Problem to work on. Go through the entries one line at a time, and gather every line that has the word "ὀστῶν".

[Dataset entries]
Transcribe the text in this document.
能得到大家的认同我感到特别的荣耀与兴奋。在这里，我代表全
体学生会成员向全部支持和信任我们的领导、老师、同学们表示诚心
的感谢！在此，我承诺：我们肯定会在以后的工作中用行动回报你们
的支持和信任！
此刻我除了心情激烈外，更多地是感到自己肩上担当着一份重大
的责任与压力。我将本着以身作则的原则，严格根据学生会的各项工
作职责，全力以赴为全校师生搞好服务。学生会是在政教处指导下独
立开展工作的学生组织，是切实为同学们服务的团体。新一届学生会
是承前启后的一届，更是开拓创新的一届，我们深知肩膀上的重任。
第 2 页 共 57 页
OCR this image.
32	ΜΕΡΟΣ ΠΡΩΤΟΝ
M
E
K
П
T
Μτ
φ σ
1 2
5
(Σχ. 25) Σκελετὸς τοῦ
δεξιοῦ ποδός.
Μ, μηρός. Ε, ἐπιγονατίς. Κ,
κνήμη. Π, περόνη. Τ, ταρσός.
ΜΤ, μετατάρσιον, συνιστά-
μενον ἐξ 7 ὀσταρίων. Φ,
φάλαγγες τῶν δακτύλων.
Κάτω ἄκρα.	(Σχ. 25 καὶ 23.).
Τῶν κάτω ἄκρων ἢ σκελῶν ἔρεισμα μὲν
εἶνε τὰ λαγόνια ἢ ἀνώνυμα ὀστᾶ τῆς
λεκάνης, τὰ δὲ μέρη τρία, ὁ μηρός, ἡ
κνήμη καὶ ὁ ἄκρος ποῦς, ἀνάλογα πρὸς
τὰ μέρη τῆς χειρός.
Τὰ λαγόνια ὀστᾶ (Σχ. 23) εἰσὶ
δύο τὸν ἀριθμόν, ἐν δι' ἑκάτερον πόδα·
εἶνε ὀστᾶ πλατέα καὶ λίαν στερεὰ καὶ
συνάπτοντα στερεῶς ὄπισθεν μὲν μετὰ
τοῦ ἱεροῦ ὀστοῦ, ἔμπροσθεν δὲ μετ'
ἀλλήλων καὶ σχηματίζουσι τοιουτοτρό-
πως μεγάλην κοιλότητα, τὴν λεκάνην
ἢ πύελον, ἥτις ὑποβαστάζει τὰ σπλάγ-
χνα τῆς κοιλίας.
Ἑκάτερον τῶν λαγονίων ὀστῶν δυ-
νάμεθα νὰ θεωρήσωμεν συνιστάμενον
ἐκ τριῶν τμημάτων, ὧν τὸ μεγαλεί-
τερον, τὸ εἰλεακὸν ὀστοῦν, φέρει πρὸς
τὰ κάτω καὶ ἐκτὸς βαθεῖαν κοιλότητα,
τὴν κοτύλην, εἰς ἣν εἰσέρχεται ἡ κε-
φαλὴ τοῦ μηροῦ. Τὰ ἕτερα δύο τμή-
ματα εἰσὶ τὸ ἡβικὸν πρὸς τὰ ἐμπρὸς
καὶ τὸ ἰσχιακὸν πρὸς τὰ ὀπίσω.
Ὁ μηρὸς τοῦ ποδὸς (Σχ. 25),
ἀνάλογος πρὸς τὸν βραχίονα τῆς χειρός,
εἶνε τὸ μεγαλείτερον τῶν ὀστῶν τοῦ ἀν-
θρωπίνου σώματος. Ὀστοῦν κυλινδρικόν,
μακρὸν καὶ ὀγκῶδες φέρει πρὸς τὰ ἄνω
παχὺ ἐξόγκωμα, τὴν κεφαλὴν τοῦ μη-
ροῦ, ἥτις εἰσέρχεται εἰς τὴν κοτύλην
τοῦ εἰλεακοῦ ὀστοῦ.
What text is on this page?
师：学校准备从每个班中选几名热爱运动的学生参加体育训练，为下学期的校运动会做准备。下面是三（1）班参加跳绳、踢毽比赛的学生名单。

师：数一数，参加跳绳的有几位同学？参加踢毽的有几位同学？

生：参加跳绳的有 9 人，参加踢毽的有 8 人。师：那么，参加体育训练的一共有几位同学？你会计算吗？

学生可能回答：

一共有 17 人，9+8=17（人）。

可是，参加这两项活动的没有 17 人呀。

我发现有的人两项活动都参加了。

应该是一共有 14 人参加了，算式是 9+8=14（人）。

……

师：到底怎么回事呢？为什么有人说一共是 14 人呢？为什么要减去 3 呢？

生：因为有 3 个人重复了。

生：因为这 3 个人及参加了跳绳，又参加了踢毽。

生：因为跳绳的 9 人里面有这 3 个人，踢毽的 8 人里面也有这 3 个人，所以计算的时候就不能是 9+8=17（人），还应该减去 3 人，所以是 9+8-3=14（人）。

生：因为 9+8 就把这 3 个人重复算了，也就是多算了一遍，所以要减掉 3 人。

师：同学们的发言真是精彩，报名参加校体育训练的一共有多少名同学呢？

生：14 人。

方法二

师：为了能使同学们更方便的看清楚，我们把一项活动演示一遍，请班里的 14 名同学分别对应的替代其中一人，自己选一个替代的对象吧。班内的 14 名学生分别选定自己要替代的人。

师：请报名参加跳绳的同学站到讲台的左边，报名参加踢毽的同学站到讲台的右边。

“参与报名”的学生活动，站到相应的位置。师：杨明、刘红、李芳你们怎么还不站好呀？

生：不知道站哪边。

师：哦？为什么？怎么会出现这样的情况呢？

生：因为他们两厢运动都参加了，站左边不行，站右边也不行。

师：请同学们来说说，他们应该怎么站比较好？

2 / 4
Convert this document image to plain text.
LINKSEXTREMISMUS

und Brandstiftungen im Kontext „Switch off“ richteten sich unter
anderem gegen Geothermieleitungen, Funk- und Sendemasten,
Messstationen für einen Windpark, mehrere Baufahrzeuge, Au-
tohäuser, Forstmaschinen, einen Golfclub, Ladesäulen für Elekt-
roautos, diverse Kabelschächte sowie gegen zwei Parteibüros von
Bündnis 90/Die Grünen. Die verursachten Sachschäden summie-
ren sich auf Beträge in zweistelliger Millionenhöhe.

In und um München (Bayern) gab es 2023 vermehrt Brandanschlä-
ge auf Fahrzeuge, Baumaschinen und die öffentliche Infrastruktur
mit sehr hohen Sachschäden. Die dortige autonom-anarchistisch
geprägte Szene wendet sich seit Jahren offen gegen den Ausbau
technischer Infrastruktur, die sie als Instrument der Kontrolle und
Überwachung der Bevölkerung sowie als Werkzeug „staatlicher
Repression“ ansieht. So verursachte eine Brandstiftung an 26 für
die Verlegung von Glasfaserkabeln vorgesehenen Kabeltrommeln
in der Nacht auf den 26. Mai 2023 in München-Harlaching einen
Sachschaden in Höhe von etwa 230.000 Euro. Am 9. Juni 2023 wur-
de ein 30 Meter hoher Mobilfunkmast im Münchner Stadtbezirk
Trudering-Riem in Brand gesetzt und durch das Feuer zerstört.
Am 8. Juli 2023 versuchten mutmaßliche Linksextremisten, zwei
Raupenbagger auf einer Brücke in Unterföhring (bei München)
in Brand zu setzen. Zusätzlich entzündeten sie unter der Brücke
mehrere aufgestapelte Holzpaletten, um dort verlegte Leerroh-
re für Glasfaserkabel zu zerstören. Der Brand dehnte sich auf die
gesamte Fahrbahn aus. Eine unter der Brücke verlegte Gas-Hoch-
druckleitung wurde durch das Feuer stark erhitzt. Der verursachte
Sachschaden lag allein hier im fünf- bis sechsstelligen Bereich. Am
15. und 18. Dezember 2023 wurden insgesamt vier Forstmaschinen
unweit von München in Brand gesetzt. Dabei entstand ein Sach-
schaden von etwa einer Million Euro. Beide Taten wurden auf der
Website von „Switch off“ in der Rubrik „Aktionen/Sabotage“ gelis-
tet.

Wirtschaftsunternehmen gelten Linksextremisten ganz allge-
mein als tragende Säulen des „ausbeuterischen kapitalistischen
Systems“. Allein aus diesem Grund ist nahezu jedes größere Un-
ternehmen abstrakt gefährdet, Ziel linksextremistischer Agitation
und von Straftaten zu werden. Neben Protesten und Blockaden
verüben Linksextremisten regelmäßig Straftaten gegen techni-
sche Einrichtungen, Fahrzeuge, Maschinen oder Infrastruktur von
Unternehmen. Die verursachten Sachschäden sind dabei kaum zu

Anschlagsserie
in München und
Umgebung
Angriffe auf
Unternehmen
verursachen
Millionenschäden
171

Right answer.
Ἑκάτερον τῶν λαγονίων ὀστῶν δυ-
εἶνε τὸ μεγαλείτερον τῶν ὀστῶν τοῦ ἀν-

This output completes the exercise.